▶ **DOCUMENT TEXT**:
╭──
HAIRS, Milos Tomic, Czech Republic, video to music performed by Ridina Ahmetova

The proliferation of patterned birds on fabric held in pre-ordained proximity to one another seen in erratic motion in his film Clay Pigeon return here in the form of patterned blue roses on porcelain. Tomic’s works have a distinctive stamp to them. In Hairs, accompanied by a layered female voice soundtrack, he cuts and rearranges hair, in tresses and individually, with camera trickery to form shapes reminiscent of the patterns he shows on teacup saucers, with the distinction that the hair has an unsettling quality: alive, but dead. In bundles, we see them as attractive and stylish; individually, they seem nasty and repulsive, like strange creatures coiling themselves up in this arrangement and that out of some sense of instinct. Occasionally, they play with images on the crockery, encircling painted-on heads of innocuous-looking birds, taking on actual intelligence. Lending them heretofore unexpected qualities is like taking Hitchcock’s The Birds to the next level, where other omnipresent but largely ignored “creatures” reveal unsuspected and individual behaviour; this time, it is inanimate “beings” that answer a call to “life”. What works best here is the uncomfortable appeal that pulls in two directions: are the hairs beautiful (as when seen together) or rather off-putting (as when seen separately, playing on surfaces meant for eating)? The influence of fellow Czech Jan Svankmajer is strong; as well, something here shares a quality with Dali’s more erotic paintings. A concisely-executed visual treat.

Kenton Turk

DROMOSPHÄRE, Thorsten Fleisch, Germany, 10 min 02s, HD, 2010

shown in German Premiere

A visual study of speed. The ephemeral phenomenon becomes palpable as a speed sculpture begins its relativity dance along space-time avenues lined with uncertainty trees.
╰──
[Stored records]
╭──
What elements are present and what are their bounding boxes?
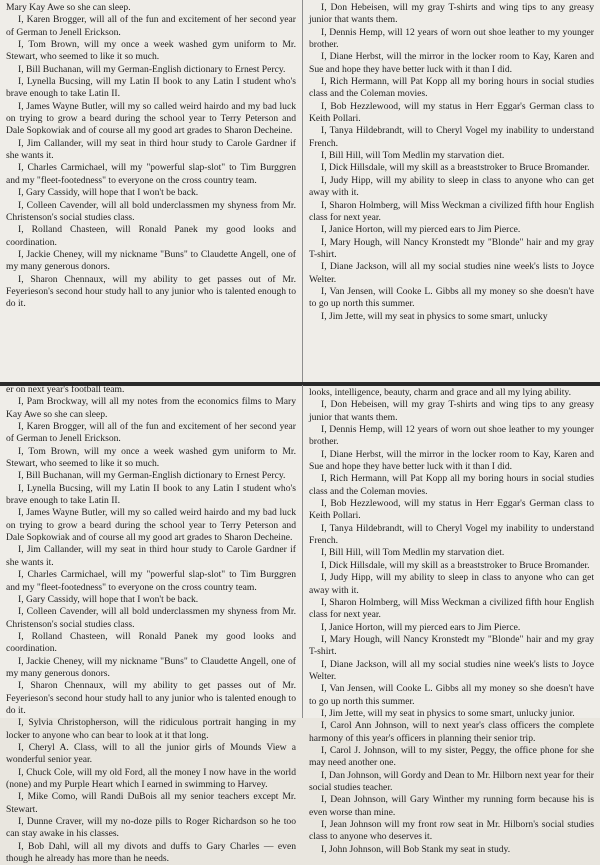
will-entry: I, Dick Hillsdale, will my skill as a breaststroker to Bruce Bromander. xyxy=(321,559,590,571)
will-entry: I, Tanya Hildebrandt, will to Cheryl Vogel my inability to understand French. xyxy=(309,125,594,149)
will-entry: I, Van Jensen, will Cooke L. Gibbs all my money so she doesn't have to go up north this summer. xyxy=(309,285,594,310)
will-entry: I, Lynella Bucsing, will my Latin II book to any Latin I student who's brave enough to take Latin II. xyxy=(6,482,296,507)
will-entry: I, Gary Cassidy, will hope that I won't be back. xyxy=(18,187,199,199)
top-clipping xyxy=(0,0,600,382)
will-entry: I, Bob Dahl, will all my divots and duffs to Gary Charles — even though he already has more than he needs. xyxy=(6,840,296,865)
will-entry: I, Jackie Cheney, will my nickname "Buns" to Claudette Angell, one of my many generous donors. xyxy=(6,655,296,679)
will-entry: I, John Johnson, will Bob Stank my seat in study. xyxy=(321,843,511,855)
will-entry: I, Carol J. Johnson, will to my sister, Peggy, the office phone for she may need another one. xyxy=(309,744,594,769)
will-entry: I, Karen Brogger, will all of the fun and excitement of her second year of German to Jenell Erickson. xyxy=(6,14,296,38)
top-left-column xyxy=(0,0,302,382)
will-entry: I, Karen Brogger, will all of the fun and excitement of her second year of German to Jenell Erickson. xyxy=(6,421,296,445)
will-entry: I, Bill Buchanan, will my German-English dictionary to Ernest Percy. xyxy=(18,63,286,75)
will-entry: I, Bob Hezzlewood, will my status in Herr Eggar's German class to Keith Pollari. xyxy=(309,498,594,522)
will-entry: I, Bill Hill, will Tom Medlin my starvation diet. xyxy=(321,547,505,559)
bottom-clipping xyxy=(0,384,600,865)
will-entry: I, Sharon Holmberg, will Miss Weckman a civilized fifth hour English class for next year. xyxy=(309,199,594,223)
will-entry: I, Tom Brown, will my once a week washed gym uniform to Mr. Stewart, who seemed to like it so much. xyxy=(6,39,296,63)
will-entry: I, Charles Carmichael, will my "powerful slap-slot" to Tim Burggren and my "fleet-footedness" to everyone on the cross country team. xyxy=(6,162,296,186)
will-entry: I, Diane Herbst, will the mirror in the locker room to Kay, Karen and Sue and hope they have better luck with it than I did. xyxy=(309,51,594,75)
will-entry: I, Judy Hipp, will my ability to sleep in class to anyone who can get away with it. xyxy=(309,572,594,596)
will-entry: Mary Kay Awe so she can sleep. xyxy=(6,2,131,13)
will-entry: I, Jim Jette, will my seat in physics to some smart, unlucky xyxy=(321,310,548,322)
will-entry: I, Don Hebeisen, will my gray T-shirts and wing tips to any greasy junior that wants them. xyxy=(309,2,594,26)
bottom-right-column xyxy=(302,385,600,855)
will-entry: I, Rolland Chasteen, will Ronald Panek my good looks and coordination. xyxy=(6,224,296,248)
will-entry: I, Charles Carmichael, will my "powerful slap-slot" to Tim Burggren and my "fleet-footedness" to everyone on the cross country team. xyxy=(6,569,296,593)
will-entry: I, James Wayne Butler, will my so called weird hairdo and my bad luck on trying to grow a beard during the school year to Terry Peterson and Dale Sopkowiak and of course all my good art grades to Sharon Decheine. xyxy=(6,507,296,544)
will-entry: I, Diane Jackson, will all my social studies nine week's lists to Joyce Welter. xyxy=(309,261,594,285)
will-entry: I, Lynella Bucsing, will my Latin II book to any Latin I student who's brave enough to take Latin II. xyxy=(6,76,296,100)
will-entry: looks, intelligence, beauty, charm and grace and all my lying ability. xyxy=(309,387,571,398)
will-entry: I, Dan Johnson, will Gordy and Dean to Mr. Hilborn next year for their social studies teacher. xyxy=(309,769,594,793)
will-entry: I, Don Hebeisen, will my gray T-shirts and wing tips to any greasy junior that wants them. xyxy=(309,399,594,423)
will-entry: I, Mary Hough, will Nancy Kronstedt my "Blonde" hair and my gray T-shirt. xyxy=(309,633,594,658)
will-entry: I, Dick Hillsdale, will my skill as a breaststroker to Bruce Bromander. xyxy=(321,162,590,174)
will-entry: I, Janice Horton, will my pierced ears to Jim Pierce. xyxy=(321,621,521,633)
will-entry: I, Bill Hill, will Tom Medlin my starvation diet. xyxy=(321,150,505,162)
will-entry: I, Bill Buchanan, will my German-English dictionary to Ernest Percy. xyxy=(18,470,286,482)
will-entry: I, Sharon Chennaux, will my ability to get passes out of Mr. Feyerieson's second hour study hall to any junior who is talented enough to do it. xyxy=(6,680,296,716)
will-entry: I, Sharon Chennaux, will my ability to get passes out of Mr. Feyerieson's second hour study hall to any junior who is talented enough to do it. xyxy=(6,273,296,310)
will-entry: I, Colleen Cavender, will all bold underclassmen my shyness from Mr. Christenson's social studies class. xyxy=(6,606,296,630)
will-entry: I, Mike Como, will Randi DuBois all my senior teachers except Mr. Stewart. xyxy=(6,791,296,815)
will-entry: I, Pam Brockway, will all my notes from the economics films to Mary Kay Awe so she can sleep. xyxy=(6,396,296,420)
will-entry: I, Dennis Hemp, will 12 years of worn out shoe leather to my younger brother. xyxy=(309,26,594,51)
will-entry: I, Tom Brown, will my once a week washed gym uniform to Mr. Stewart, who seemed to like it so much. xyxy=(6,445,296,470)
will-entry: I, Jackie Cheney, will my nickname "Buns" to Claudette Angell, one of my many generous donors. xyxy=(6,248,296,273)
will-entry: I, Tanya Hildebrandt, will to Cheryl Vogel my inability to understand French. xyxy=(309,522,594,547)
will-entry: I, Judy Hipp, will my ability to sleep in class to anyone who can get away with it. xyxy=(309,174,594,199)
will-entry: I, Jim Callander, will my seat in third hour study to Carole Gardner if she wants it. xyxy=(6,544,296,568)
will-entry: I, Dennis Hemp, will 12 years of worn out shoe leather to my younger brother. xyxy=(309,424,594,448)
will-entry: I, James Wayne Butler, will my so called weird hairdo and my bad luck on trying to grow a beard during the school year to Terry Peterson and Dale Sopkowiak and of course all my good art grades to Sharon Decheine. xyxy=(6,100,296,137)
will-entry: I, Rolland Chasteen, will Ronald Panek my good looks and coordination. xyxy=(6,630,296,655)
will-entry: I, Diane Herbst, will the mirror in the locker room to Kay, Karen and Sue and hope they have better luck with it than I did. xyxy=(309,448,594,473)
will-entry: I, Jim Jette, will my seat in physics to some smart, unlucky junior. xyxy=(321,707,575,719)
will-entry: I, Gary Cassidy, will hope that I won't be back. xyxy=(18,593,199,605)
will-entry: I, Diane Jackson, will all my social studies nine week's lists to Joyce Welter. xyxy=(309,658,594,682)
will-entry: I, Janice Horton, will my pierced ears to Jim Pierce. xyxy=(321,224,521,236)
top-right-column xyxy=(302,0,600,382)
will-entry: I, Sylvia Christopherson, will the ridiculous portrait hanging in my locker to anyone who can bear to look at it that long. xyxy=(6,717,296,741)
will-entry: I, Jim Callander, will my seat in third hour study to Carole Gardner if she wants it. xyxy=(6,137,296,162)
will-entry: I, Rich Hermann, will Pat Kopp all my boring hours in social studies class and the Coleman movies. xyxy=(309,76,594,100)
will-entry: I, Dean Johnson, will Gary Winther my running form because his is even worse than mine. xyxy=(309,794,594,818)
will-entry: I, Cheryl A. Class, will to all the junior girls of Mounds View a wonderful senior year. xyxy=(6,741,296,766)
will-entry: I, Chuck Cole, will my old Ford, all the money I now have in the world (none) and my Purple Heart which I earned in swimming to Harvey. xyxy=(6,766,296,790)
will-entry: I, Bob Hezzlewood, will my status in Herr Eggar's German class to Keith Pollari. xyxy=(309,100,594,125)
will-entry: I, Colleen Cavender, will all bold underclassmen my shyness from Mr. Christenson's social studies class. xyxy=(6,199,296,223)
will-entry: I, Mary Hough, will Nancy Kronstedt my "Blonde" hair and my gray T-shirt. xyxy=(309,236,594,260)
will-entry: I, Van Jensen, will Cooke L. Gibbs all my money so she doesn't have to go up north this summer. xyxy=(309,683,594,707)
will-entry: I, Jean Johnson will my front row seat in Mr. Hilborn's social studies class to anyone who deserves it. xyxy=(309,819,594,843)
bottom-left-column xyxy=(0,382,302,865)
will-entry: er on next year's football team. xyxy=(6,384,125,395)
will-entry: I, Carol Ann Johnson, will to next year's class officers the complete harmony of this year's officers in planning their senior trip. xyxy=(309,720,594,744)
will-entry: I, Sharon Holmberg, will Miss Weckman a civilized fifth hour English class for next year. xyxy=(309,596,594,621)
will-entry: I, Dunne Craver, will my no-doze pills to Roger Richardson so he too can stay awake in his classes. xyxy=(6,816,296,840)
will-entry: I, Rich Hermann, will Pat Kopp all my boring hours in social studies class and the Coleman movies. xyxy=(309,473,594,497)
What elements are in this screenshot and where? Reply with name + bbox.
╰──
Answer these questions from the film notes:
(a) Who performed the music for Hairs?
(b) What pattern is on the porcelain in Hairs?
(c) How long does Dromosphäre run?
These records have nothing to do with the film notes.

(a) Ridina Ahmetova
(b) Blue roses
(c) 10 min 02s